▸ Records that describe figures:
══════════
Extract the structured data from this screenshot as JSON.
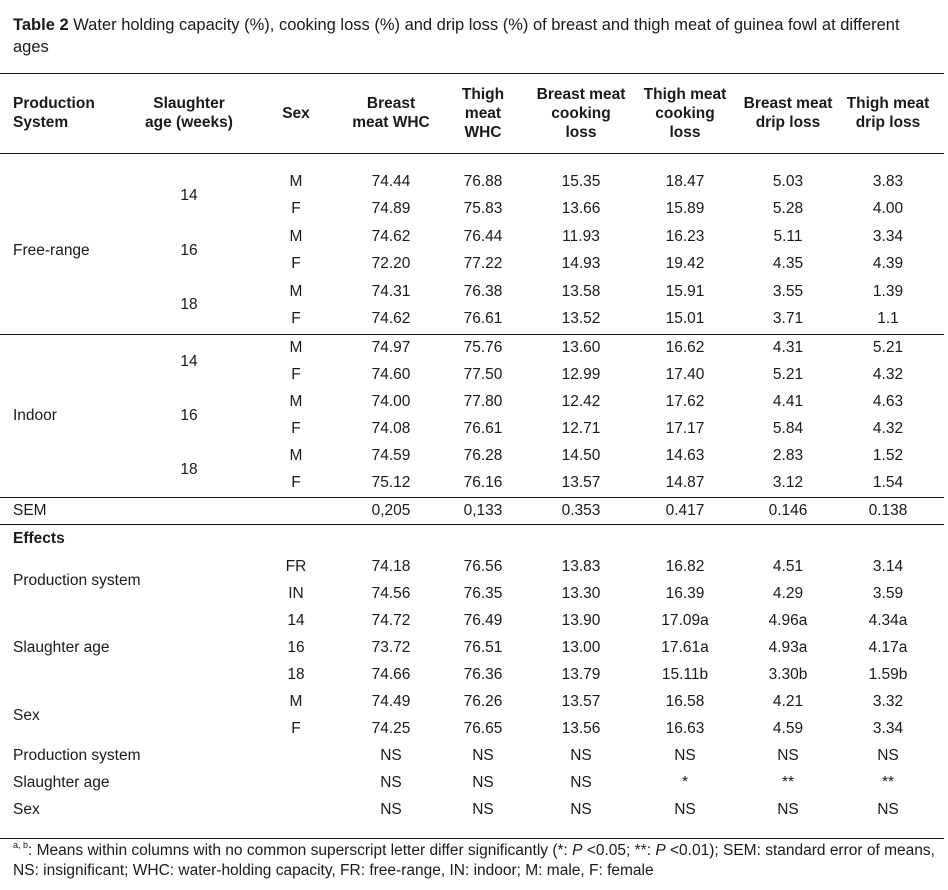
{
  "caption": {
    "label": "Table 2",
    "text": " Water holding capacity (%), cooking loss (%) and drip loss (%) of breast and thigh meat of guinea fowl at different ages"
  },
  "headers": [
    "Production System",
    "Slaughter age (weeks)",
    "Sex",
    "Breast meat WHC",
    "Thigh meat WHC",
    "Breast meat cooking loss",
    "Thigh meat cooking loss",
    "Breast meat drip loss",
    "Thigh meat drip loss"
  ],
  "groups": [
    {
      "system": "Free-range",
      "ages": [
        {
          "age": "14",
          "rows": [
            {
              "sex": "M",
              "values": [
                "74.44",
                "76.88",
                "15.35",
                "18.47",
                "5.03",
                "3.83"
              ]
            },
            {
              "sex": "F",
              "values": [
                "74.89",
                "75.83",
                "13.66",
                "15.89",
                "5.28",
                "4.00"
              ]
            }
          ]
        },
        {
          "age": "16",
          "rows": [
            {
              "sex": "M",
              "values": [
                "74.62",
                "76.44",
                "11.93",
                "16.23",
                "5.11",
                "3.34"
              ]
            },
            {
              "sex": "F",
              "values": [
                "72.20",
                "77.22",
                "14.93",
                "19.42",
                "4.35",
                "4.39"
              ]
            }
          ]
        },
        {
          "age": "18",
          "rows": [
            {
              "sex": "M",
              "values": [
                "74.31",
                "76.38",
                "13.58",
                "15.91",
                "3.55",
                "1.39"
              ]
            },
            {
              "sex": "F",
              "values": [
                "74.62",
                "76.61",
                "13.52",
                "15.01",
                "3.71",
                "1.1"
              ]
            }
          ]
        }
      ]
    },
    {
      "system": "Indoor",
      "ages": [
        {
          "age": "14",
          "rows": [
            {
              "sex": "M",
              "values": [
                "74.97",
                "75.76",
                "13.60",
                "16.62",
                "4.31",
                "5.21"
              ]
            },
            {
              "sex": "F",
              "values": [
                "74.60",
                "77.50",
                "12.99",
                "17.40",
                "5.21",
                "4.32"
              ]
            }
          ]
        },
        {
          "age": "16",
          "rows": [
            {
              "sex": "M",
              "values": [
                "74.00",
                "77.80",
                "12.42",
                "17.62",
                "4.41",
                "4.63"
              ]
            },
            {
              "sex": "F",
              "values": [
                "74.08",
                "76.61",
                "12.71",
                "17.17",
                "5.84",
                "4.32"
              ]
            }
          ]
        },
        {
          "age": "18",
          "rows": [
            {
              "sex": "M",
              "values": [
                "74.59",
                "76.28",
                "14.50",
                "14.63",
                "2.83",
                "1.52"
              ]
            },
            {
              "sex": "F",
              "values": [
                "75.12",
                "76.16",
                "13.57",
                "14.87",
                "3.12",
                "1.54"
              ]
            }
          ]
        }
      ]
    }
  ],
  "sem": {
    "label": "SEM",
    "values": [
      "0,205",
      "0,133",
      "0.353",
      "0.417",
      "0.146",
      "0.138"
    ]
  },
  "effects_label": "Effects",
  "effect_groups": [
    {
      "label": "Production system",
      "rows": [
        {
          "level": "FR",
          "values": [
            "74.18",
            "76.56",
            "13.83",
            "16.82",
            "4.51",
            "3.14"
          ]
        },
        {
          "level": "IN",
          "values": [
            "74.56",
            "76.35",
            "13.30",
            "16.39",
            "4.29",
            "3.59"
          ]
        }
      ]
    },
    {
      "label": "Slaughter age",
      "rows": [
        {
          "level": "14",
          "values": [
            "74.72",
            "76.49",
            "13.90",
            "17.09a",
            "4.96a",
            "4.34a"
          ]
        },
        {
          "level": "16",
          "values": [
            "73.72",
            "76.51",
            "13.00",
            "17.61a",
            "4.93a",
            "4.17a"
          ]
        },
        {
          "level": "18",
          "values": [
            "74.66",
            "76.36",
            "13.79",
            "15.11b",
            "3.30b",
            "1.59b"
          ]
        }
      ]
    },
    {
      "label": "Sex",
      "rows": [
        {
          "level": "M",
          "values": [
            "74.49",
            "76.26",
            "13.57",
            "16.58",
            "4.21",
            "3.32"
          ]
        },
        {
          "level": "F",
          "values": [
            "74.25",
            "76.65",
            "13.56",
            "16.63",
            "4.59",
            "3.34"
          ]
        }
      ]
    }
  ],
  "significance": [
    {
      "label": "Production system",
      "values": [
        "NS",
        "NS",
        "NS",
        "NS",
        "NS",
        "NS"
      ]
    },
    {
      "label": "Slaughter age",
      "values": [
        "NS",
        "NS",
        "NS",
        "*",
        "**",
        "**"
      ]
    },
    {
      "label": "Sex",
      "values": [
        "NS",
        "NS",
        "NS",
        "NS",
        "NS",
        "NS"
      ]
    }
  ],
  "footnote": {
    "sup": "a, b",
    "line1": ": Means within columns with no common superscript letter differ significantly (*: ",
    "p1": "P",
    "mid": " <0.05; **: ",
    "p2": "P",
    "line1_end": " <0.01); SEM: standard error of means, NS: insignificant; WHC: water-holding capacity, FR: free-range, IN: indoor; M: male, F: female"
  }
}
══════════
▸ Task to carry out: Omit the pictures and output all of the other material exactly.

▸ Result:
Extract the structured data from this screenshot as JSON.
{
  "caption": {
    "label": "Table 2",
    "text": " Water holding capacity (%), cooking loss (%) and drip loss (%) of breast and thigh meat of guinea fowl at different ages"
  },
  "headers": [
    "Production System",
    "Slaughter age (weeks)",
    "Sex",
    "Breast meat WHC",
    "Thigh meat WHC",
    "Breast meat cooking loss",
    "Thigh meat cooking loss",
    "Breast meat drip loss",
    "Thigh meat drip loss"
  ],
  "groups": [
    {
      "system": "Free-range",
      "ages": [
        {
          "age": "14",
          "rows": [
            {
              "sex": "M",
              "values": [
                "74.44",
                "76.88",
                "15.35",
                "18.47",
                "5.03",
                "3.83"
              ]
            },
            {
              "sex": "F",
              "values": [
                "74.89",
                "75.83",
                "13.66",
                "15.89",
                "5.28",
                "4.00"
              ]
            }
          ]
        },
        {
          "age": "16",
          "rows": [
            {
              "sex": "M",
              "values": [
                "74.62",
                "76.44",
                "11.93",
                "16.23",
                "5.11",
                "3.34"
              ]
            },
            {
              "sex": "F",
              "values": [
                "72.20",
                "77.22",
                "14.93",
                "19.42",
                "4.35",
                "4.39"
              ]
            }
          ]
        },
        {
          "age": "18",
          "rows": [
            {
              "sex": "M",
              "values": [
                "74.31",
                "76.38",
                "13.58",
                "15.91",
                "3.55",
                "1.39"
              ]
            },
            {
              "sex": "F",
              "values": [
                "74.62",
                "76.61",
                "13.52",
                "15.01",
                "3.71",
                "1.1"
              ]
            }
          ]
        }
      ]
    },
    {
      "system": "Indoor",
      "ages": [
        {
          "age": "14",
          "rows": [
            {
              "sex": "M",
              "values": [
                "74.97",
                "75.76",
                "13.60",
                "16.62",
                "4.31",
                "5.21"
              ]
            },
            {
              "sex": "F",
              "values": [
                "74.60",
                "77.50",
                "12.99",
                "17.40",
                "5.21",
                "4.32"
              ]
            }
          ]
        },
        {
          "age": "16",
          "rows": [
            {
              "sex": "M",
              "values": [
                "74.00",
                "77.80",
                "12.42",
                "17.62",
                "4.41",
                "4.63"
              ]
            },
            {
              "sex": "F",
              "values": [
                "74.08",
                "76.61",
                "12.71",
                "17.17",
                "5.84",
                "4.32"
              ]
            }
          ]
        },
        {
          "age": "18",
          "rows": [
            {
              "sex": "M",
              "values": [
                "74.59",
                "76.28",
                "14.50",
                "14.63",
                "2.83",
                "1.52"
              ]
            },
            {
              "sex": "F",
              "values": [
                "75.12",
                "76.16",
                "13.57",
                "14.87",
                "3.12",
                "1.54"
              ]
            }
          ]
        }
      ]
    }
  ],
  "sem": {
    "label": "SEM",
    "values": [
      "0,205",
      "0,133",
      "0.353",
      "0.417",
      "0.146",
      "0.138"
    ]
  },
  "effects_label": "Effects",
  "effect_groups": [
    {
      "label": "Production system",
      "rows": [
        {
          "level": "FR",
          "values": [
            "74.18",
            "76.56",
            "13.83",
            "16.82",
            "4.51",
            "3.14"
          ]
        },
        {
          "level": "IN",
          "values": [
            "74.56",
            "76.35",
            "13.30",
            "16.39",
            "4.29",
            "3.59"
          ]
        }
      ]
    },
    {
      "label": "Slaughter age",
      "rows": [
        {
          "level": "14",
          "values": [
            "74.72",
            "76.49",
            "13.90",
            "17.09a",
            "4.96a",
            "4.34a"
          ]
        },
        {
          "level": "16",
          "values": [
            "73.72",
            "76.51",
            "13.00",
            "17.61a",
            "4.93a",
            "4.17a"
          ]
        },
        {
          "level": "18",
          "values": [
            "74.66",
            "76.36",
            "13.79",
            "15.11b",
            "3.30b",
            "1.59b"
          ]
        }
      ]
    },
    {
      "label": "Sex",
      "rows": [
        {
          "level": "M",
          "values": [
            "74.49",
            "76.26",
            "13.57",
            "16.58",
            "4.21",
            "3.32"
          ]
        },
        {
          "level": "F",
          "values": [
            "74.25",
            "76.65",
            "13.56",
            "16.63",
            "4.59",
            "3.34"
          ]
        }
      ]
    }
  ],
  "significance": [
    {
      "label": "Production system",
      "values": [
        "NS",
        "NS",
        "NS",
        "NS",
        "NS",
        "NS"
      ]
    },
    {
      "label": "Slaughter age",
      "values": [
        "NS",
        "NS",
        "NS",
        "*",
        "**",
        "**"
      ]
    },
    {
      "label": "Sex",
      "values": [
        "NS",
        "NS",
        "NS",
        "NS",
        "NS",
        "NS"
      ]
    }
  ],
  "footnote": {
    "sup": "a, b",
    "line1": ": Means within columns with no common superscript letter differ significantly (*: ",
    "p1": "P",
    "mid": " <0.05; **: ",
    "p2": "P",
    "line1_end": " <0.01); SEM: standard error of means, NS: insignificant; WHC: water-holding capacity, FR: free-range, IN: indoor; M: male, F: female"
  }
}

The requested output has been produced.